_Stated goal_
Quote the data from its beginning through the line containing "toolbar-button[interactable]: Add bbox=[79, 100, 125, 151]", including both of those lines.

_Records from a dataset_
# # # # # # #

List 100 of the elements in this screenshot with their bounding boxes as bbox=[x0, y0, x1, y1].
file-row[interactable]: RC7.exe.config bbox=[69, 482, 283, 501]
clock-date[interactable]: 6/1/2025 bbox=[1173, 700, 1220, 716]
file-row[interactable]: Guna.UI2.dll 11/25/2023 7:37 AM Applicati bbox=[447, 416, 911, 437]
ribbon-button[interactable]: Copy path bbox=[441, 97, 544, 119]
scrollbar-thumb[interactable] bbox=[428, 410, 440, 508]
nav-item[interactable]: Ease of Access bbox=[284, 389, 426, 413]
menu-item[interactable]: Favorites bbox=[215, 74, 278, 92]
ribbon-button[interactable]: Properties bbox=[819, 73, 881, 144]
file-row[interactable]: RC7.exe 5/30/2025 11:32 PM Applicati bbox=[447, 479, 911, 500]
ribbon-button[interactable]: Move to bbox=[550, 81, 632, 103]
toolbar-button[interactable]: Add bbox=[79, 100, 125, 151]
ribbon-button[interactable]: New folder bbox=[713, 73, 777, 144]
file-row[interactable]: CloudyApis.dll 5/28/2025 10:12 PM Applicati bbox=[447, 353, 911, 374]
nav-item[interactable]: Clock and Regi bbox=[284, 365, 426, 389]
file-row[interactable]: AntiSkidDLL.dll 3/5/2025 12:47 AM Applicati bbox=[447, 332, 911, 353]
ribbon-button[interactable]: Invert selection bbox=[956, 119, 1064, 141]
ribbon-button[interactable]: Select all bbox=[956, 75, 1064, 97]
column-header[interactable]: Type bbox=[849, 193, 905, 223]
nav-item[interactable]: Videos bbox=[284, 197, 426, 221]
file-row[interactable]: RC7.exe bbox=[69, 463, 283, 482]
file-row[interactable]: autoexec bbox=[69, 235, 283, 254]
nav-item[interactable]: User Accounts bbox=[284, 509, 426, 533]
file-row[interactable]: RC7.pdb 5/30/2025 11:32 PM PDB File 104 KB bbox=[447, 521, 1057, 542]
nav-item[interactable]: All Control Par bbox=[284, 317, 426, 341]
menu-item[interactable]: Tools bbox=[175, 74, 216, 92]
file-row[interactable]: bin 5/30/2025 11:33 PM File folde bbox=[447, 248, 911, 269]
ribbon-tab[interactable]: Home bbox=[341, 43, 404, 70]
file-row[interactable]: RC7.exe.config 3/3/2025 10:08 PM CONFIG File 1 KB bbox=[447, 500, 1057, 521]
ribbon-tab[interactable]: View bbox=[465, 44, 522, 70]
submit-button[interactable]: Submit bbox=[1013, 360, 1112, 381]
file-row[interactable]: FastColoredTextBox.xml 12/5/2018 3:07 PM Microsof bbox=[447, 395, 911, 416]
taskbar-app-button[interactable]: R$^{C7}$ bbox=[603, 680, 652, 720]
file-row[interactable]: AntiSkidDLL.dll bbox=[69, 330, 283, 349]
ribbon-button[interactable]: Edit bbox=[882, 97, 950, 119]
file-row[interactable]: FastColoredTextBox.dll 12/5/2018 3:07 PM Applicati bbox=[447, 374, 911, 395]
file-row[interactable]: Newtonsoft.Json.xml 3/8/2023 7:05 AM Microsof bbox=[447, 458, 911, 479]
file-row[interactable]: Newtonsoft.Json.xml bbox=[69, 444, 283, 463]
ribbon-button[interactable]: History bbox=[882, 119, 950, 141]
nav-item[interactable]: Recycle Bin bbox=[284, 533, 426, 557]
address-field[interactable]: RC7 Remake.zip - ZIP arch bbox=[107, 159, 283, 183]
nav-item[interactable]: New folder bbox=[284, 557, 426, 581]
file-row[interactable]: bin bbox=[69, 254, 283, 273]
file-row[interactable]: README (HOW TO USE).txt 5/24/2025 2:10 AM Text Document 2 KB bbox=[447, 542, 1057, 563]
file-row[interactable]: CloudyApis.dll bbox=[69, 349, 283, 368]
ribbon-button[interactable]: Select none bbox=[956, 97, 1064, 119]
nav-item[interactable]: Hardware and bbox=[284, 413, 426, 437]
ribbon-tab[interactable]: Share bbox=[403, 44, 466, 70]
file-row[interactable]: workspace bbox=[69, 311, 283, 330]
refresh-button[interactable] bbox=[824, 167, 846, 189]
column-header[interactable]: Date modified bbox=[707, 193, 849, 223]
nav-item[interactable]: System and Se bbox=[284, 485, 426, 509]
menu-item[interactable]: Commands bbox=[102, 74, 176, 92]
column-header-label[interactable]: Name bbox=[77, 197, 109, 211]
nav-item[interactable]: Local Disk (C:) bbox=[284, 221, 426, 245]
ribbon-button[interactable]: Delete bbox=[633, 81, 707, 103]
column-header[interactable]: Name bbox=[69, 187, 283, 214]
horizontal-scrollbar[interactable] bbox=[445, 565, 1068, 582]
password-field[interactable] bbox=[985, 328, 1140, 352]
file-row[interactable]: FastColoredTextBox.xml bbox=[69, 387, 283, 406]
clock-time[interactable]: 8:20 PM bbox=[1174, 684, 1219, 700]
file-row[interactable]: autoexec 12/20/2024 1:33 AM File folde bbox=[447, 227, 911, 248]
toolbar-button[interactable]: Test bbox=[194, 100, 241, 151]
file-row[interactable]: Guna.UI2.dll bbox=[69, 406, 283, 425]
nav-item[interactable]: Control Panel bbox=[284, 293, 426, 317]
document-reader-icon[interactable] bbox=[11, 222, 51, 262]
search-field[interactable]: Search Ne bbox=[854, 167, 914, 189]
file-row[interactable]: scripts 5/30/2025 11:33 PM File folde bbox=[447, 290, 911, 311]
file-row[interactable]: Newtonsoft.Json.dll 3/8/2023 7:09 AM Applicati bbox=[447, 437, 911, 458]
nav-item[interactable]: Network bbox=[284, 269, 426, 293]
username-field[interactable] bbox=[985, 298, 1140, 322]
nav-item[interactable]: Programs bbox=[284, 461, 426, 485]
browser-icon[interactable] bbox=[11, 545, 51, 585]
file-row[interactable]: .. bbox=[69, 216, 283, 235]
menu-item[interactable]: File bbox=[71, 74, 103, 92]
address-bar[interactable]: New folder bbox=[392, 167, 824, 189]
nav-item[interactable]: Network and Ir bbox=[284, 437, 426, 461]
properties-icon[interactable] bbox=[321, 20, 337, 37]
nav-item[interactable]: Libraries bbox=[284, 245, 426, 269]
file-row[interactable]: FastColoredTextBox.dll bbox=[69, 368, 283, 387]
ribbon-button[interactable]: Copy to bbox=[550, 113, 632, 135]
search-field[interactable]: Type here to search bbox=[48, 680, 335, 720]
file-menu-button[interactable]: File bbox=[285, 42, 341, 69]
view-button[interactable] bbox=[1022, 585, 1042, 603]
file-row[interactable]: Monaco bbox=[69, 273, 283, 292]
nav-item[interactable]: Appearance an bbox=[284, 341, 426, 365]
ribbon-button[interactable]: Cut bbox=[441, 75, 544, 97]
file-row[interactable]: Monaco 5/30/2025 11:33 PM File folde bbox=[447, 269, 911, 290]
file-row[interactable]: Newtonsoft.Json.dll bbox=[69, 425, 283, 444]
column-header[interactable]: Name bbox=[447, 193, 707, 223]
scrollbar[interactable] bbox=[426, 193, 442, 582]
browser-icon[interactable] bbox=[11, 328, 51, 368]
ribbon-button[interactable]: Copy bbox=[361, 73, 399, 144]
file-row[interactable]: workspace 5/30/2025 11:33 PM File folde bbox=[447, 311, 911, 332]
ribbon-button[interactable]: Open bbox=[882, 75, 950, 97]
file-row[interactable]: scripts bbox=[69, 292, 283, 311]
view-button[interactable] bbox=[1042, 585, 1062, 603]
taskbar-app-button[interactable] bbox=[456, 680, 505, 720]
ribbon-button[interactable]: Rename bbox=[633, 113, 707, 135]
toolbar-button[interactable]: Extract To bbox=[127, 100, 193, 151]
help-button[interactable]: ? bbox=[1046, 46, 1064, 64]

# # # # # # #

_Exercise response_
List 100 of the elements in this screenshot with their bounding boxes as bbox=[x0, y0, x1, y1].
file-row[interactable]: RC7.exe.config bbox=[69, 482, 283, 501]
clock-date[interactable]: 6/1/2025 bbox=[1173, 700, 1220, 716]
file-row[interactable]: Guna.UI2.dll 11/25/2023 7:37 AM Applicati bbox=[447, 416, 911, 437]
ribbon-button[interactable]: Copy path bbox=[441, 97, 544, 119]
scrollbar-thumb[interactable] bbox=[428, 410, 440, 508]
nav-item[interactable]: Ease of Access bbox=[284, 389, 426, 413]
menu-item[interactable]: Favorites bbox=[215, 74, 278, 92]
ribbon-button[interactable]: Properties bbox=[819, 73, 881, 144]
file-row[interactable]: RC7.exe 5/30/2025 11:32 PM Applicati bbox=[447, 479, 911, 500]
ribbon-button[interactable]: Move to bbox=[550, 81, 632, 103]
toolbar-button[interactable]: Add bbox=[79, 100, 125, 151]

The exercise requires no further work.